**Text provided**

########

Shooters, Fishers and Farmers candidate Matthew Stadtmiller will be the first name on the ballot paper at the upcoming Eden-Monaro by-election after the Australian Electoral Commission (AEC) conducted a randomised draw yesterday (10 June).
Labor candidate and Bega Valley Shire Councillor Kristy McBain will appear eighth on the ballot, while her main rival, the Liberals’ Dr Fiona Kotvojs, will appear last in 14th position.
Around 115,000 people are enrolled to vote in the by-election which is scheduled for 4 July, although pre-poll and early voting will start from Monday, 15 June.
The by-election will be held during school holidays this year, a break from normal practice, to give schools that double as polling places more time to thoroughly clean halls and grounds after voting on Saturday.
Other hygiene and social distancing measures will be put in place, and the AEC is encouraging voters to bring their own pencils or pens, although single-use pencils will be available at polling places.
Residents will have to line up outside and the number of people allowed in halls will be controlled and counted. Extra queue controllers will be on duty to monitor social distancing requirements, hand sanitiser will be provided and writing surfaces and voting screens will be frequently wiped down.

########

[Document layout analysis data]
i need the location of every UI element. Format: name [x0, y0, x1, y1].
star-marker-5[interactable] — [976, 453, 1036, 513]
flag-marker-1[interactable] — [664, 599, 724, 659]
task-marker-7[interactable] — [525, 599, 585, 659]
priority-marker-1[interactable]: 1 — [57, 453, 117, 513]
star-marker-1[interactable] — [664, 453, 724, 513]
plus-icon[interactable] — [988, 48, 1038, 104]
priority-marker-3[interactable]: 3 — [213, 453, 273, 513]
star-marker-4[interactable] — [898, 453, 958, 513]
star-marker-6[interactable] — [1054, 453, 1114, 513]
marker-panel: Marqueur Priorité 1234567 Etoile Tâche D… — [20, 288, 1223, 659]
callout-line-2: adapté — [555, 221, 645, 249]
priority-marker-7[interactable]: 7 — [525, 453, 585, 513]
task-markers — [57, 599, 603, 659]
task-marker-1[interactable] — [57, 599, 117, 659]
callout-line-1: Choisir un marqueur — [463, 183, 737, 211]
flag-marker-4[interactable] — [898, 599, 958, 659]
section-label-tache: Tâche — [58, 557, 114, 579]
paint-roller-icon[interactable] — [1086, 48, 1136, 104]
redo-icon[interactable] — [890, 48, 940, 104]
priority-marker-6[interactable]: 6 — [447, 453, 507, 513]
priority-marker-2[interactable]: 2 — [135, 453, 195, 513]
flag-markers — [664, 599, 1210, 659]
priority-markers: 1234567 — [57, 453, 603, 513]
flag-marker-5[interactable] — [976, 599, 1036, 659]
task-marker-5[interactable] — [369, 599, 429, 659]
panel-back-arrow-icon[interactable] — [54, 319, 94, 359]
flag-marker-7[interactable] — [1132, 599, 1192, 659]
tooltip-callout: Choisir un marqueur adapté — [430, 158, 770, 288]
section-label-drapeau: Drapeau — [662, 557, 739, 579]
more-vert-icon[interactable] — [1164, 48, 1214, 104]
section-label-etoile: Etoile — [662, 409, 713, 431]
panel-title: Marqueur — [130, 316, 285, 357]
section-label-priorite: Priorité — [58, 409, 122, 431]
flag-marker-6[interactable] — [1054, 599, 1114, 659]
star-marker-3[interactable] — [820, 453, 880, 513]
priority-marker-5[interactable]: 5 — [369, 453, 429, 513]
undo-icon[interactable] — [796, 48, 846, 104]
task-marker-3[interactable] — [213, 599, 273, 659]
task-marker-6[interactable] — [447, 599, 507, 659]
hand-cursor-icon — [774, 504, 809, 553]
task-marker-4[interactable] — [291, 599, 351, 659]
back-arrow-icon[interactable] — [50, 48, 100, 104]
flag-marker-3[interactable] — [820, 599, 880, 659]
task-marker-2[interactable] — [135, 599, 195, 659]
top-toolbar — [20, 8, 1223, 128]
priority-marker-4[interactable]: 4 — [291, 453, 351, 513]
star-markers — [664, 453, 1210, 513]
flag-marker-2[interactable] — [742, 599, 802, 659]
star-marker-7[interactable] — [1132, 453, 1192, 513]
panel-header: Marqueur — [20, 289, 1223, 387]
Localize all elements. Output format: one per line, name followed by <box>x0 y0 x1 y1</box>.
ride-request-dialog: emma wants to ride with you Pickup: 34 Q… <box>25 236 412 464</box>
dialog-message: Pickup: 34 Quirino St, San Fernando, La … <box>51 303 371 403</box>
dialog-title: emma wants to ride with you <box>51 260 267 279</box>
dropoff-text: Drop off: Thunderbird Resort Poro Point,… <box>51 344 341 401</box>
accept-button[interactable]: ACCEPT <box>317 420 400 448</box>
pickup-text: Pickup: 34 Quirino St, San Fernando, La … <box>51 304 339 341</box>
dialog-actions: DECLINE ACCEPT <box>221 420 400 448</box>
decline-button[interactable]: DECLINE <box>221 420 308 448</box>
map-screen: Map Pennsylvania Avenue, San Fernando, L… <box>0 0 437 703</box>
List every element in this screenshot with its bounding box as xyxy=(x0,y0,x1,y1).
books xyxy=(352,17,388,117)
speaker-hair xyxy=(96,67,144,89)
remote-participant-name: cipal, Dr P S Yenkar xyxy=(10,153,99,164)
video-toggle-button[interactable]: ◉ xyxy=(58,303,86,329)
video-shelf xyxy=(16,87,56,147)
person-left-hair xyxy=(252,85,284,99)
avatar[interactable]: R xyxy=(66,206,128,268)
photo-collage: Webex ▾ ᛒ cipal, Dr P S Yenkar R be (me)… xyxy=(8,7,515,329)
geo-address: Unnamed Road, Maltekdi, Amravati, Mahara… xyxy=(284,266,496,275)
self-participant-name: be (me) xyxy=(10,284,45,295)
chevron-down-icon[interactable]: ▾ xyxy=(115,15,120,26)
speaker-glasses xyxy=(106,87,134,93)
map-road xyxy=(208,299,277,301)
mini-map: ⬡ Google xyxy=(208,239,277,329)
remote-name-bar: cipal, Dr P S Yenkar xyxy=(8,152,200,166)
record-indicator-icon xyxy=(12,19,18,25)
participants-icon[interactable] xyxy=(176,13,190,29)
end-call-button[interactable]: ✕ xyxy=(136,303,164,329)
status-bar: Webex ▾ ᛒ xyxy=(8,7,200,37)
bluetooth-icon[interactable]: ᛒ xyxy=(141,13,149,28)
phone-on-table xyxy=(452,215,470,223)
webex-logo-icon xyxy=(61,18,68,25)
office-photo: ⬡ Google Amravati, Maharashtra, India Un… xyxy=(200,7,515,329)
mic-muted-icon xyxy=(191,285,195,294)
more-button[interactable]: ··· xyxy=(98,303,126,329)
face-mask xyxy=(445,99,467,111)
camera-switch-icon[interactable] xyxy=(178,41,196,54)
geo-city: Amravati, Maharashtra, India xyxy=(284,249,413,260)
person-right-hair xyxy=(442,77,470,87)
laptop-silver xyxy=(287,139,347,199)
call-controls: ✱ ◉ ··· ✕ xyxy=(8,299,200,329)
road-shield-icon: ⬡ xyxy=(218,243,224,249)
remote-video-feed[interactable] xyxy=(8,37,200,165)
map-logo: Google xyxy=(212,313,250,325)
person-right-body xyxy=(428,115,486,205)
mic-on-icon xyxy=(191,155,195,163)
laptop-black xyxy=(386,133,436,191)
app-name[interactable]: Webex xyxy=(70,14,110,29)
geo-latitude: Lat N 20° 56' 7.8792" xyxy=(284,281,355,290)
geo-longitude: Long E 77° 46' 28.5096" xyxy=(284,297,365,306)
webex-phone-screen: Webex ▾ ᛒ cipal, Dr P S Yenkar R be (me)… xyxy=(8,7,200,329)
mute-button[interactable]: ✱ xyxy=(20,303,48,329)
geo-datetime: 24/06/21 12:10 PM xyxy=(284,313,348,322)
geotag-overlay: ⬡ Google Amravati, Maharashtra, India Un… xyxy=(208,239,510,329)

########

**Problem details**
Continue the article on the Eden-Monaro by-election from the point where it stops.

**Task output**
Sneeze shields will also be installed at all ballot-paper issuing points where possible.
The AEC says that although there is no legislation to stop political parties canvassing voters with how-to-vote cards beyond being required to remain six metres away from the polling place entrance, parties should ensure campaigners are following health guidelines.
“Parties and candidates will need to ensure that those campaigning on their behalf near a polling venue have fully informed themselves of NSW Government health restrictions and laws in place regarding social distancing, and that they abide by these directives,” the AEC says on its website.
A range of COVID-19 safety measures will be in place for the #EdenMonaro by-election on Saturday 4 July. Electoral Commissioner Tom Rogers with an update on our planning 👇 https://t.co/Sq2vUvEs11 #auspol
— AEC ✏️ (@AusElectoralCom) May 25, 2020
The expected increase in pre-polling and postal votes, as well as social distancing requirements and hygiene measures during vote counting, will mean a likely delay in the official proclamation of the winner, the AEC says.
“The expected increase in postal and pre-poll votes cast will also impact the speed of the count, noting the legislative requirement to wait 13 days after election day for the return of postal votes,” it said.
“Whilst we are implementing measures to try and reduce this impact, the AEC thanks all electors and participants for their patience and adherence to the new measures in the polling place and at our count centre.”